§ Problem details:
Locate each line with the string "Method" in the listing below and copy it.

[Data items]
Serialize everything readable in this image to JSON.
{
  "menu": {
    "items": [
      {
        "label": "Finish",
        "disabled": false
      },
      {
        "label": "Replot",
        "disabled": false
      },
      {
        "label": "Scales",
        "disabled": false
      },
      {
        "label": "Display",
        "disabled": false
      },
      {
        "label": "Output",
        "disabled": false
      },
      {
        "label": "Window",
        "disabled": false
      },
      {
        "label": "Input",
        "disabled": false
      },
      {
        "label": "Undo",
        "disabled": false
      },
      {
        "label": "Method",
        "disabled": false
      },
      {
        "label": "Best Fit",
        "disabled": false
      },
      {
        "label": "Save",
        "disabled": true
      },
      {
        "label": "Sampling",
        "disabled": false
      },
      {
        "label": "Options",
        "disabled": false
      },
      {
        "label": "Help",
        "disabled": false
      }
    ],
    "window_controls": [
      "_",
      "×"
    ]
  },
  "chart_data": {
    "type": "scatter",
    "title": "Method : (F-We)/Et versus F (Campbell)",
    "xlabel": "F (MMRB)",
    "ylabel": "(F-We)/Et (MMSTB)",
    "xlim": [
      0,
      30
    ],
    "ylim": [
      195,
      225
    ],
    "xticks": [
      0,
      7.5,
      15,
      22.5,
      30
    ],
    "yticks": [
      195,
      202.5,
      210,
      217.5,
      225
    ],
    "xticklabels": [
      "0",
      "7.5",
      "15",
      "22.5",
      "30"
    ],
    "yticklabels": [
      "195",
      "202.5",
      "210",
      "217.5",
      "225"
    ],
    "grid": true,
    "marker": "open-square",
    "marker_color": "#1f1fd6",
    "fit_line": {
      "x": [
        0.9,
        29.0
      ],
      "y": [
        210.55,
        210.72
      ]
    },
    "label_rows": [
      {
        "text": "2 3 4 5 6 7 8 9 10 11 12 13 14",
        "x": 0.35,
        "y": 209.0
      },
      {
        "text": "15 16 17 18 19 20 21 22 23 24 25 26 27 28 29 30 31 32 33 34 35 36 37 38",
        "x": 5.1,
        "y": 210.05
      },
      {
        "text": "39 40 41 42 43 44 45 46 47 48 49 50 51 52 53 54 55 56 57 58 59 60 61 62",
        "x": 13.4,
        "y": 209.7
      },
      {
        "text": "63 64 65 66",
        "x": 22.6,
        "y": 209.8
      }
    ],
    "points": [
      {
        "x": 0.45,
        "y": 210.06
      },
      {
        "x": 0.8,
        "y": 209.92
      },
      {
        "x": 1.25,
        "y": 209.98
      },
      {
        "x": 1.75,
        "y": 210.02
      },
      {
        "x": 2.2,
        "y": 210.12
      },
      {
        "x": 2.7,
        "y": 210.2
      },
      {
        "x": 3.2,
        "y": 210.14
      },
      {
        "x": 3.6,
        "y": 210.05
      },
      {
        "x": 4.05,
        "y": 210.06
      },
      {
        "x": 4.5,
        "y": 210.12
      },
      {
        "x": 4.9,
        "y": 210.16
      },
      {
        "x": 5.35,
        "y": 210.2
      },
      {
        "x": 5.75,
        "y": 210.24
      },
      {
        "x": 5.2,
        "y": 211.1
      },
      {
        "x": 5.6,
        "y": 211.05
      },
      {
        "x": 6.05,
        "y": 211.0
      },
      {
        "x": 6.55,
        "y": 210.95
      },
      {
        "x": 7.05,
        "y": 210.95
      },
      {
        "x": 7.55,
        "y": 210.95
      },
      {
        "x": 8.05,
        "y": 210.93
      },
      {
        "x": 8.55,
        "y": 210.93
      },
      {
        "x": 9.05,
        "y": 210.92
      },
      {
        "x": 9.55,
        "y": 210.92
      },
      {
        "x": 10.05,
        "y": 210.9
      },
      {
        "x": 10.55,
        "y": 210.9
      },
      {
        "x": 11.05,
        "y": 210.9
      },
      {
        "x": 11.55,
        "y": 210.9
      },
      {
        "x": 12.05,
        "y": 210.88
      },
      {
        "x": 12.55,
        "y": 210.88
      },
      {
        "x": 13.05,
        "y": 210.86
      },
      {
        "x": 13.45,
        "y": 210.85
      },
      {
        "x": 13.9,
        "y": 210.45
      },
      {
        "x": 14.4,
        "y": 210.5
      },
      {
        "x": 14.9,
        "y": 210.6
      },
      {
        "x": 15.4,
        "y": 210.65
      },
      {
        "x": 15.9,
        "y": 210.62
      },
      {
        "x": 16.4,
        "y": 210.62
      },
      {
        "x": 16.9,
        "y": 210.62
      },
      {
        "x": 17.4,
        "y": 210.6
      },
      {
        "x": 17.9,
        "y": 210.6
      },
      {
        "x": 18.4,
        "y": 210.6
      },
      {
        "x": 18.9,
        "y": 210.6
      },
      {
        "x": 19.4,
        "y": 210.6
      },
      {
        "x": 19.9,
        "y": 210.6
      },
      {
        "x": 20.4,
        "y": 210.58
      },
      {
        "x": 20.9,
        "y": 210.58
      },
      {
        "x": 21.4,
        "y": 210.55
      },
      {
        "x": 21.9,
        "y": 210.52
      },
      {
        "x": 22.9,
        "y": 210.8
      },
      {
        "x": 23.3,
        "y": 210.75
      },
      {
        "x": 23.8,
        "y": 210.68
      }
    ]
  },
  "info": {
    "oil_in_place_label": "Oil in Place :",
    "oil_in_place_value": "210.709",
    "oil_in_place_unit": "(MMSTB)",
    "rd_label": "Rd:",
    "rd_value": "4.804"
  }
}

§ Final result:
        "label": "Method",
    "title": "Method : (F-We)/Et versus F (Campbell)",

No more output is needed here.